SHORT EXERCISE: Give only the number of lines that contain the word "certain".

begin GIVEN DATA

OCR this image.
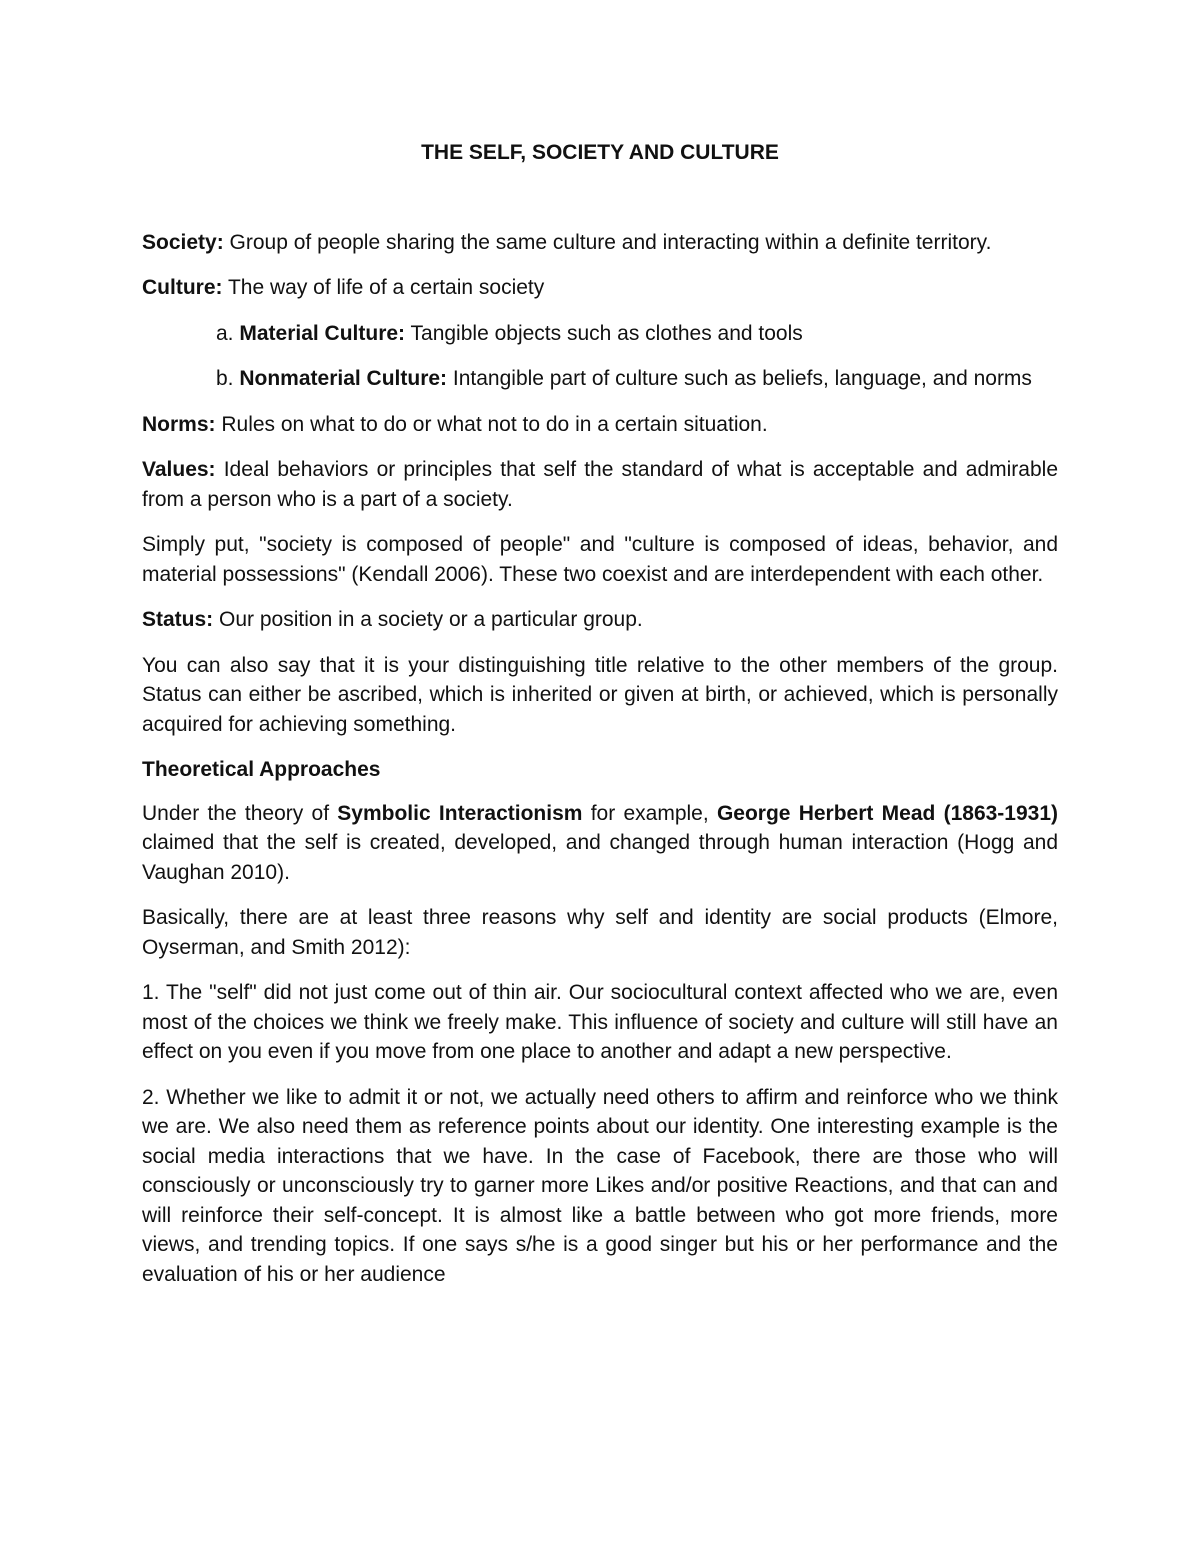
THE SELF, SOCIETY AND CULTURE

Society: Group of people sharing the same culture and interacting within a definite territory.

Culture: The way of life of a certain society

a. Material Culture: Tangible objects such as clothes and tools

b. Nonmaterial Culture: Intangible part of culture such as beliefs, language, and norms

Norms: Rules on what to do or what not to do in a certain situation.

Values: Ideal behaviors or principles that self the standard of what is acceptable and admirable from a person who is a part of a society.

Simply put, "society is composed of people" and "culture is composed of ideas, behavior, and material possessions" (Kendall 2006). These two coexist and are interdependent with each other.

Status: Our position in a society or a particular group.

You can also say that it is your distinguishing title relative to the other members of the group. Status can either be ascribed, which is inherited or given at birth, or achieved, which is personally acquired for achieving something.

Theoretical Approaches

Under the theory of Symbolic Interactionism for example, George Herbert Mead (1863-1931) claimed that the self is created, developed, and changed through human interaction (Hogg and Vaughan 2010).

Basically, there are at least three reasons why self and identity are social products (Elmore, Oyserman, and Smith 2012):

1. The "self" did not just come out of thin air. Our sociocultural context affected who we are, even most of the choices we think we freely make. This influence of society and culture will still have an effect on you even if you move from one place to another and adapt a new perspective.

2. Whether we like to admit it or not, we actually need others to affirm and reinforce who we think we are. We also need them as reference points about our identity. One interesting example is the social media interactions that we have. In the case of Facebook, there are those who will consciously or unconsciously try to garner more Likes and/or positive Reactions, and that can and will reinforce their self-concept. It is almost like a battle between who got more friends, more views, and trending topics. If one says s/he is a good singer but his or her performance and the evaluation of his or her audience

end GIVEN DATA

RESPONSE TO THIS EXERCISE: 2